--- start ---

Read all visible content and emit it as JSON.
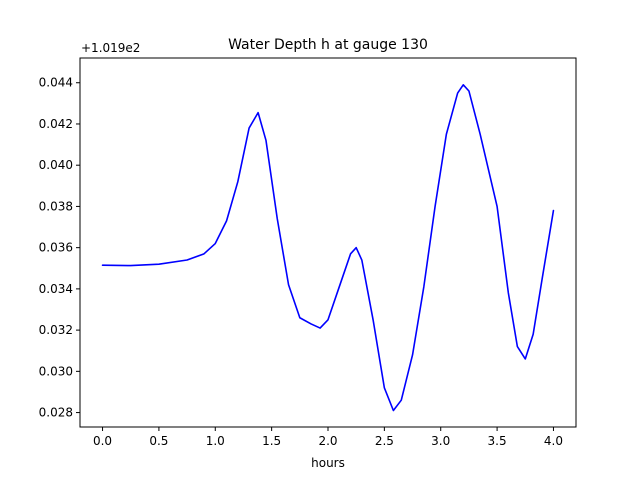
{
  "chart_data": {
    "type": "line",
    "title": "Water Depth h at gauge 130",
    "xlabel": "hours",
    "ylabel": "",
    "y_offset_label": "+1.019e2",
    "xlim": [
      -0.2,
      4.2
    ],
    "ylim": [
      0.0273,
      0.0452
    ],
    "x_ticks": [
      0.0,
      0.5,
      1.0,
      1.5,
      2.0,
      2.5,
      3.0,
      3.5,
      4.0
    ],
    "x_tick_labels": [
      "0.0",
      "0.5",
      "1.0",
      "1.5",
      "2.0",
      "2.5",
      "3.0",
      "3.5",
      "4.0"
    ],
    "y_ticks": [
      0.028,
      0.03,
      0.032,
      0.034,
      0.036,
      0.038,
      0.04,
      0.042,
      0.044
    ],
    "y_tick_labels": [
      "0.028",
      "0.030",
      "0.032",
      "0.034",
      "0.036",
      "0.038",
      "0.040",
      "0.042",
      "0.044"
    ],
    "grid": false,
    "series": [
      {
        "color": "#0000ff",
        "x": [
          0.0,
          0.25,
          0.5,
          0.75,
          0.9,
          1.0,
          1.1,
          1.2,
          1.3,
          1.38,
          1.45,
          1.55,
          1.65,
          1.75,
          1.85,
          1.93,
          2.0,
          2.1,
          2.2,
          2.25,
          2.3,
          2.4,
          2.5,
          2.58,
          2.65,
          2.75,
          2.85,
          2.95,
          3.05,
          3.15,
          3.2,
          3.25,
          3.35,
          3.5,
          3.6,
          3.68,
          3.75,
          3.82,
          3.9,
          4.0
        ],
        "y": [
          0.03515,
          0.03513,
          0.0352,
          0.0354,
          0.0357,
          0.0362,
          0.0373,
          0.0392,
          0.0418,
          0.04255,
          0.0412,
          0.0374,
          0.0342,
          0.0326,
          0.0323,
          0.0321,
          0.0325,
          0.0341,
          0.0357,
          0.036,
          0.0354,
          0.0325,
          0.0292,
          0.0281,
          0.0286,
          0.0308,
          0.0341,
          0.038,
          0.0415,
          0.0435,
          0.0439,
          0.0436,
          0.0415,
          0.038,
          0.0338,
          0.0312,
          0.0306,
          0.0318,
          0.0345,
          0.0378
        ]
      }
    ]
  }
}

--- end ---

▶ **Given request**: Leave the images out, please, and restate each line word for word.

▶ **Result for this exercise**:
Read all visible content and emit it as JSON.
{
  "chart_data": {
    "type": "line",
    "title": "Water Depth h at gauge 130",
    "xlabel": "hours",
    "ylabel": "",
    "y_offset_label": "+1.019e2",
    "xlim": [
      -0.2,
      4.2
    ],
    "ylim": [
      0.0273,
      0.0452
    ],
    "x_ticks": [
      0.0,
      0.5,
      1.0,
      1.5,
      2.0,
      2.5,
      3.0,
      3.5,
      4.0
    ],
    "x_tick_labels": [
      "0.0",
      "0.5",
      "1.0",
      "1.5",
      "2.0",
      "2.5",
      "3.0",
      "3.5",
      "4.0"
    ],
    "y_ticks": [
      0.028,
      0.03,
      0.032,
      0.034,
      0.036,
      0.038,
      0.04,
      0.042,
      0.044
    ],
    "y_tick_labels": [
      "0.028",
      "0.030",
      "0.032",
      "0.034",
      "0.036",
      "0.038",
      "0.040",
      "0.042",
      "0.044"
    ],
    "grid": false,
    "series": [
      {
        "color": "#0000ff",
        "x": [
          0.0,
          0.25,
          0.5,
          0.75,
          0.9,
          1.0,
          1.1,
          1.2,
          1.3,
          1.38,
          1.45,
          1.55,
          1.65,
          1.75,
          1.85,
          1.93,
          2.0,
          2.1,
          2.2,
          2.25,
          2.3,
          2.4,
          2.5,
          2.58,
          2.65,
          2.75,
          2.85,
          2.95,
          3.05,
          3.15,
          3.2,
          3.25,
          3.35,
          3.5,
          3.6,
          3.68,
          3.75,
          3.82,
          3.9,
          4.0
        ],
        "y": [
          0.03515,
          0.03513,
          0.0352,
          0.0354,
          0.0357,
          0.0362,
          0.0373,
          0.0392,
          0.0418,
          0.04255,
          0.0412,
          0.0374,
          0.0342,
          0.0326,
          0.0323,
          0.0321,
          0.0325,
          0.0341,
          0.0357,
          0.036,
          0.0354,
          0.0325,
          0.0292,
          0.0281,
          0.0286,
          0.0308,
          0.0341,
          0.038,
          0.0415,
          0.0435,
          0.0439,
          0.0436,
          0.0415,
          0.038,
          0.0338,
          0.0312,
          0.0306,
          0.0318,
          0.0345,
          0.0378
        ]
      }
    ]
  }
}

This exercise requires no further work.